(Element position data)
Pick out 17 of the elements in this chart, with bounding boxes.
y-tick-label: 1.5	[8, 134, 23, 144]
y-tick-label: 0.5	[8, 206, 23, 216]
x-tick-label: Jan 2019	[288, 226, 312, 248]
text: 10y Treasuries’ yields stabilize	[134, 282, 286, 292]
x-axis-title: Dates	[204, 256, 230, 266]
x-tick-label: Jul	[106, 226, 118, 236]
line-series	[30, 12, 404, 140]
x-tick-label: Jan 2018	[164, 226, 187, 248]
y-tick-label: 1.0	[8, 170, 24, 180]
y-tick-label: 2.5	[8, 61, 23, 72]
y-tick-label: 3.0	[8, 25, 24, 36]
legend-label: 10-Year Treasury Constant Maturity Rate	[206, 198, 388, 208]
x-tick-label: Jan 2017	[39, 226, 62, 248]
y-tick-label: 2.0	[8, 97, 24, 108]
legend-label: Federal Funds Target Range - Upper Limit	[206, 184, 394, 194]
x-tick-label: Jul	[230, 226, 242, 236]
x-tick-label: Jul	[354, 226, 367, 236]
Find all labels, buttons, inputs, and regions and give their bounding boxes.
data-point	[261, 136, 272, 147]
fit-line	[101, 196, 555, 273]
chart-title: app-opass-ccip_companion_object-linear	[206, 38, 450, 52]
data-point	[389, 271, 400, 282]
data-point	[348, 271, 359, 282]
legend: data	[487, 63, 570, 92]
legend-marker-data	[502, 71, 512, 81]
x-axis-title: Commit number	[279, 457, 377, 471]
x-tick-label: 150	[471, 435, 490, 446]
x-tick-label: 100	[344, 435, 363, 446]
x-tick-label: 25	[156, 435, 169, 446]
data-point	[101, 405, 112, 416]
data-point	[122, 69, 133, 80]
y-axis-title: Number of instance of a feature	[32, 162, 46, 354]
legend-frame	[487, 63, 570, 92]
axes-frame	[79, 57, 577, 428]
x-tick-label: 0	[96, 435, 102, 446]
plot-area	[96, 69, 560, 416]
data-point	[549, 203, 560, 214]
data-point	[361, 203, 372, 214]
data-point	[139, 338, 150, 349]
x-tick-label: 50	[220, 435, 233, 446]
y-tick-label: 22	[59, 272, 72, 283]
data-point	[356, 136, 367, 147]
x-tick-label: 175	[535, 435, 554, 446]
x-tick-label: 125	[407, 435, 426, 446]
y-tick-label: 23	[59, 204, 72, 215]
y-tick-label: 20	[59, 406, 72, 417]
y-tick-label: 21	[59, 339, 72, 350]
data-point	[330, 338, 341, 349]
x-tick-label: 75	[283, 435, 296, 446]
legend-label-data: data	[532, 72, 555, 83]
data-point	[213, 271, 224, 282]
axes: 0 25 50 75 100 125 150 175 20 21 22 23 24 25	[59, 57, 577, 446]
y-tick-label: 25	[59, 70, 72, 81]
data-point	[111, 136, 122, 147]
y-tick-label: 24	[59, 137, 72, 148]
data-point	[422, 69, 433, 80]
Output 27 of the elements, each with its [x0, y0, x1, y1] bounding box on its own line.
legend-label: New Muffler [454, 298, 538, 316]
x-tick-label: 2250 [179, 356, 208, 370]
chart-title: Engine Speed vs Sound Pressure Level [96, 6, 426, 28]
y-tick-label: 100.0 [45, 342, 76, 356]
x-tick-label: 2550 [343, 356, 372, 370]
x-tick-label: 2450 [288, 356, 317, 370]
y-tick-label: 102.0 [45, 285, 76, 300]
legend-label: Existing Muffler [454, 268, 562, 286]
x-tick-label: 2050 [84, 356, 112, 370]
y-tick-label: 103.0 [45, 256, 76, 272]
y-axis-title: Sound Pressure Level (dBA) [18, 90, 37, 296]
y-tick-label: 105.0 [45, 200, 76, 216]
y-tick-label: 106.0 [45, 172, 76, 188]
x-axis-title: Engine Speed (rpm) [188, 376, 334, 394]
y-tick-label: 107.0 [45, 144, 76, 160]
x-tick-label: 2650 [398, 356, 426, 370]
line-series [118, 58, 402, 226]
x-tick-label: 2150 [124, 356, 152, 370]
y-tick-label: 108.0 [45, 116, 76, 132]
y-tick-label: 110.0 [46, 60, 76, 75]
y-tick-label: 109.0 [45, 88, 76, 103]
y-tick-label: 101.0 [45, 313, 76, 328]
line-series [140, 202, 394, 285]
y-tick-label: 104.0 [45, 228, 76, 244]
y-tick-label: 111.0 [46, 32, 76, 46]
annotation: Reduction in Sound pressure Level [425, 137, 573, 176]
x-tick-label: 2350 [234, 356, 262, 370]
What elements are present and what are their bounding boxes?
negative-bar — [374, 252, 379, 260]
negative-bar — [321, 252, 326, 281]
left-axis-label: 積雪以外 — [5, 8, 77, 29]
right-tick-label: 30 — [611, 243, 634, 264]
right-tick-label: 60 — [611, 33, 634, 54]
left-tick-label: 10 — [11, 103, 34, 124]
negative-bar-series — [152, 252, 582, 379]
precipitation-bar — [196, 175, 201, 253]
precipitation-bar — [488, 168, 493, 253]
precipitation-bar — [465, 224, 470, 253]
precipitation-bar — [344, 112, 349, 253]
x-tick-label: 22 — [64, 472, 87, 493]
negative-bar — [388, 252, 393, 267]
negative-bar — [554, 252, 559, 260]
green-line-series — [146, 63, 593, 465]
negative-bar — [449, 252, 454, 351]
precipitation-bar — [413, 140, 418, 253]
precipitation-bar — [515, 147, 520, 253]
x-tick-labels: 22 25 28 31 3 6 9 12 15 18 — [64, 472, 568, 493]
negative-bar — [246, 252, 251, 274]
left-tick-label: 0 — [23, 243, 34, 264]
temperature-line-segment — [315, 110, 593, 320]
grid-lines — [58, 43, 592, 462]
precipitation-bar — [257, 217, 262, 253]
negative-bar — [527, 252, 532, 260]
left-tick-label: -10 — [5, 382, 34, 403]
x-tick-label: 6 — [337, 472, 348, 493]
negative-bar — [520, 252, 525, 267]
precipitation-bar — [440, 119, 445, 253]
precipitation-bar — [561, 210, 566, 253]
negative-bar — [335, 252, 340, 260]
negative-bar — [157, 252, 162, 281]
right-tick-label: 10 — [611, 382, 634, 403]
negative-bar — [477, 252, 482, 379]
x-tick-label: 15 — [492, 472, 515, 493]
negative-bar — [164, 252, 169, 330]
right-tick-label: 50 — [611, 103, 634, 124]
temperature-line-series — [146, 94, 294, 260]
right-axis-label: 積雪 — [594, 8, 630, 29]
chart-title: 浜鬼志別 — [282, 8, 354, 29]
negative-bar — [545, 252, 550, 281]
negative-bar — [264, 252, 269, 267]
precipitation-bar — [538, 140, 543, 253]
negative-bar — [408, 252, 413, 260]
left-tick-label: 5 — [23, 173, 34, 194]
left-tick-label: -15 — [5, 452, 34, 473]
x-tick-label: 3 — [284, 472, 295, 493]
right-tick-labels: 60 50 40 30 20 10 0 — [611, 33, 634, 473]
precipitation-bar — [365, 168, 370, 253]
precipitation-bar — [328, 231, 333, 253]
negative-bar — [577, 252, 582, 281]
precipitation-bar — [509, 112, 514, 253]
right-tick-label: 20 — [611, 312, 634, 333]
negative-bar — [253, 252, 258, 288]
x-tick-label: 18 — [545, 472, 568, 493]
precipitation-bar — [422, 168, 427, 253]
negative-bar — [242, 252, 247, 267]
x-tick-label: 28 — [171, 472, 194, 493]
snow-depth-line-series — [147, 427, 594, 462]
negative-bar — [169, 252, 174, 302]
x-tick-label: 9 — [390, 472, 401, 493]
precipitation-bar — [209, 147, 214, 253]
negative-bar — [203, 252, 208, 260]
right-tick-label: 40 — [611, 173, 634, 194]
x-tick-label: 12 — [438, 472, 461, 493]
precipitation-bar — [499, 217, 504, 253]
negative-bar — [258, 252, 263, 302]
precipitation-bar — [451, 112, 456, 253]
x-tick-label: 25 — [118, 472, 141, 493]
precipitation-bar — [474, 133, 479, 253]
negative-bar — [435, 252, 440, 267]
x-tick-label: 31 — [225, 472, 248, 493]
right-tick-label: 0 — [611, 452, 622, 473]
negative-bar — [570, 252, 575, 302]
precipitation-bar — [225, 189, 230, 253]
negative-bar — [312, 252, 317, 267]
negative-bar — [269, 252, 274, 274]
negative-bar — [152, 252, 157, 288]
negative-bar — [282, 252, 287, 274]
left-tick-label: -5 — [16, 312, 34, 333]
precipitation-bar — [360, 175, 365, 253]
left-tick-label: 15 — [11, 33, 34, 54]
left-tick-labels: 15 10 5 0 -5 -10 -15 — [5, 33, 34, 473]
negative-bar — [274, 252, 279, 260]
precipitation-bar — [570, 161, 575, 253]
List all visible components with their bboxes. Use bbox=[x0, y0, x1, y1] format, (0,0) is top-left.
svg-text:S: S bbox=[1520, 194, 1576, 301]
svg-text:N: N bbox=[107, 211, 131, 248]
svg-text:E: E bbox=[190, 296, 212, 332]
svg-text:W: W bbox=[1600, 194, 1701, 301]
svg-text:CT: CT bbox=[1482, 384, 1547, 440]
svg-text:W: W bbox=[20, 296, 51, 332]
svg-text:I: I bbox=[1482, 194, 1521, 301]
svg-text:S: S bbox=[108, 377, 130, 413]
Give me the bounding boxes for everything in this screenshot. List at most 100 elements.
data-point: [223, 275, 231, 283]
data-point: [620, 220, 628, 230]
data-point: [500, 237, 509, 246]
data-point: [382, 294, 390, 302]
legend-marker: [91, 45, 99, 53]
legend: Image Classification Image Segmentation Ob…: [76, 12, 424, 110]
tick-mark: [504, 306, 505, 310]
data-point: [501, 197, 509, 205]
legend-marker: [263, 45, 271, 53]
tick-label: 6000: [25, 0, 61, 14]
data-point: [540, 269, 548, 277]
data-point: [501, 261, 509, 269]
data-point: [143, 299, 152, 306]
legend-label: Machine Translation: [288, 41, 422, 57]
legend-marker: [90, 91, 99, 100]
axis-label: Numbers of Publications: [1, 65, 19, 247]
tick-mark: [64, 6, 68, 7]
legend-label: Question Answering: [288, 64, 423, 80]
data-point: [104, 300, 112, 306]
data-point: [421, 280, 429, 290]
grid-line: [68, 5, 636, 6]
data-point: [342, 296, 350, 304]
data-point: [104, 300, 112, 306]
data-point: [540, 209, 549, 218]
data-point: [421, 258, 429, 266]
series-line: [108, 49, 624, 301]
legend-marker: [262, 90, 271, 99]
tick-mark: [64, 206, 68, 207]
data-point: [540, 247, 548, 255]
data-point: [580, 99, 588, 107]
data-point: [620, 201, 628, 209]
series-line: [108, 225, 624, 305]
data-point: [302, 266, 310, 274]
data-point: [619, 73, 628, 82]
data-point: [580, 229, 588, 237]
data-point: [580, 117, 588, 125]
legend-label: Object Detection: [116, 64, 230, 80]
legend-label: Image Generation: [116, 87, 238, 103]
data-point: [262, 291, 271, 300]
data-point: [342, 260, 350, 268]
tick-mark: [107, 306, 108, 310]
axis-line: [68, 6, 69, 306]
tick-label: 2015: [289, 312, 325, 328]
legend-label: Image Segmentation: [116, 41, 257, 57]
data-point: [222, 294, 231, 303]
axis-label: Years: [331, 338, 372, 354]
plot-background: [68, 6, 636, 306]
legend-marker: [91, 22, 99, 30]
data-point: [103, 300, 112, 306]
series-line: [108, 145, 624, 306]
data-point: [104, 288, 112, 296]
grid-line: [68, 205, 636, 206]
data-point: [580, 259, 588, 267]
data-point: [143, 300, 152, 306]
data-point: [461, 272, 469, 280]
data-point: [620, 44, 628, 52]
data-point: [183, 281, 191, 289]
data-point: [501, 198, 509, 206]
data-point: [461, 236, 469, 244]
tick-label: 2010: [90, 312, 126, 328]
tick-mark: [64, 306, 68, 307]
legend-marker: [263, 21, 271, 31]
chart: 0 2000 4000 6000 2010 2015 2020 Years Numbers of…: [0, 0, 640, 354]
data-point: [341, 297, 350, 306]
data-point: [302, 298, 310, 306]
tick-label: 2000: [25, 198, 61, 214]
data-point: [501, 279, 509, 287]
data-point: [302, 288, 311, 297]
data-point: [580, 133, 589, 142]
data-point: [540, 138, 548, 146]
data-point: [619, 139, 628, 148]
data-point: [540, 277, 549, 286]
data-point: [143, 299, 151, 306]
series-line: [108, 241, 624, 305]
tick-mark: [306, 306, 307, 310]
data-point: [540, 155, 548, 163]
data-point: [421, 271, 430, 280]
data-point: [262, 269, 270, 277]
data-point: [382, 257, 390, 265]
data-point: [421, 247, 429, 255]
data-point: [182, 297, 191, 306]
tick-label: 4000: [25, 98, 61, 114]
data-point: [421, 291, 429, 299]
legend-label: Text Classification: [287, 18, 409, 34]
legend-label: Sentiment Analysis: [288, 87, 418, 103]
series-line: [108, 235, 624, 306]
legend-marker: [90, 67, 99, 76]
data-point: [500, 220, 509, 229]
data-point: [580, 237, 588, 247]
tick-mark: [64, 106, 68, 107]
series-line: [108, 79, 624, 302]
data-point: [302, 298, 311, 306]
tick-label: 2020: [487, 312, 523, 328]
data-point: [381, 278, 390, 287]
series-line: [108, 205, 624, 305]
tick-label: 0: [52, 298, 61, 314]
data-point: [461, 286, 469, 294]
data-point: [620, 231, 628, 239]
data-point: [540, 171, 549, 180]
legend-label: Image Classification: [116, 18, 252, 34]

- **Directive**
Please write out the stretch of the data from its first line through the line containing "97, 24, 108]", with each line unchanged.

- **Task answer**
Pick out 17 of the elements in this chart, with bounding boxes.
y-tick-label: 1.5	[8, 134, 23, 144]
y-tick-label: 0.5	[8, 206, 23, 216]
x-tick-label: Jan 2019	[288, 226, 312, 248]
text: 10y Treasuries’ yields stabilize	[134, 282, 286, 292]
x-axis-title: Dates	[204, 256, 230, 266]
x-tick-label: Jul	[106, 226, 118, 236]
line-series	[30, 12, 404, 140]
x-tick-label: Jan 2018	[164, 226, 187, 248]
y-tick-label: 1.0	[8, 170, 24, 180]
y-tick-label: 2.5	[8, 61, 23, 72]
y-tick-label: 3.0	[8, 25, 24, 36]
legend-label: 10-Year Treasury Constant Maturity Rate	[206, 198, 388, 208]
x-tick-label: Jan 2017	[39, 226, 62, 248]
y-tick-label: 2.0	[8, 97, 24, 108]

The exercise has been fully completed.